Dataset listings of figures:
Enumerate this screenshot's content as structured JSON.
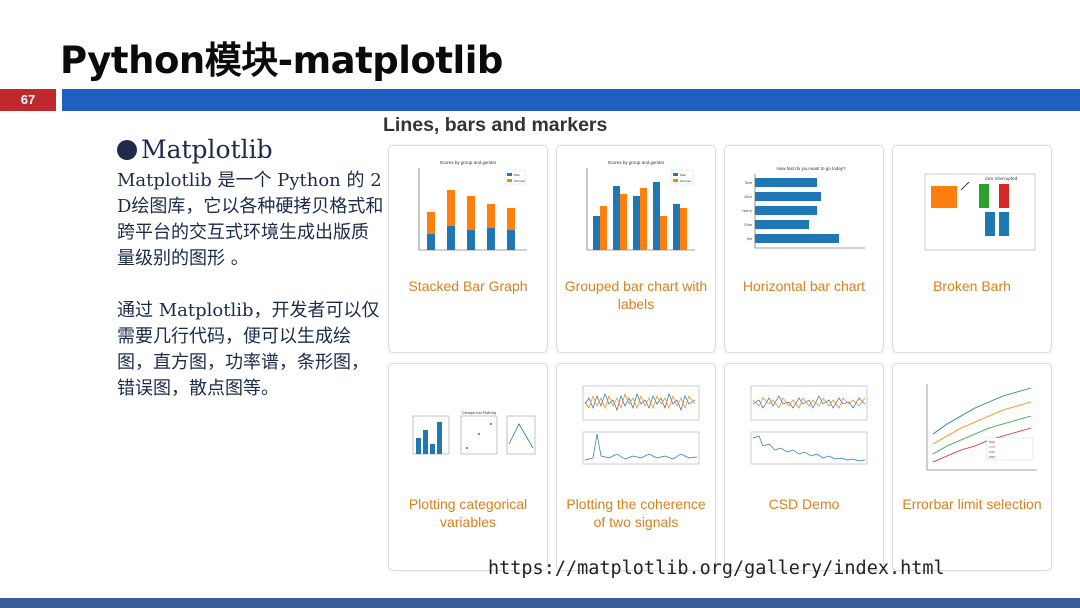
{
  "slide": {
    "title": "Python模块-matplotlib",
    "page_number": "67"
  },
  "left": {
    "heading": "Matplotlib",
    "paragraph1": "Matplotlib 是一个 Python 的 2D绘图库，它以各种硬拷贝格式和跨平台的交互式环境生成出版质量级别的图形 。",
    "paragraph2": "通过 Matplotlib，开发者可以仅需要几行代码，便可以生成绘图，直方图，功率谱，条形图，错误图，散点图等。"
  },
  "gallery": {
    "section_title": "Lines, bars and markers",
    "cards": [
      {
        "caption": "Stacked Bar Graph",
        "thumb_title": "Scores by group and gender",
        "legend": [
          "Men",
          "Women"
        ]
      },
      {
        "caption": "Grouped bar chart with labels",
        "thumb_title": "Scores by group and gender",
        "legend": [
          "Men",
          "Women"
        ]
      },
      {
        "caption": "Horizontal bar chart",
        "thumb_title": "How fast do you want to go today?",
        "categories": [
          "Tom",
          "Dick",
          "Harry",
          "Slim",
          "Jim"
        ]
      },
      {
        "caption": "Broken Barh",
        "thumb_title": "race interrupted"
      },
      {
        "caption": "Plotting categorical variables",
        "thumb_title": "Categorical Plotting"
      },
      {
        "caption": "Plotting the coherence of two signals"
      },
      {
        "caption": "CSD Demo"
      },
      {
        "caption": "Errorbar limit selection"
      }
    ]
  },
  "footer": {
    "url": "https://matplotlib.org/gallery/index.html"
  },
  "colors": {
    "accent_red": "#c0282e",
    "accent_blue": "#1f5fbf",
    "chart_blue": "#1f77b4",
    "chart_orange": "#ff7f0e",
    "chart_green": "#2ca02c",
    "chart_red": "#d62728",
    "caption_orange": "#d7801f"
  }
}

__Written exercise__: Filter the listing for the word "Plotting" and copy every line that holds it.

__Correct output__:
        "caption": "Plotting categorical variables",
        "thumb_title": "Categorical Plotting"
        "caption": "Plotting the coherence of two signals"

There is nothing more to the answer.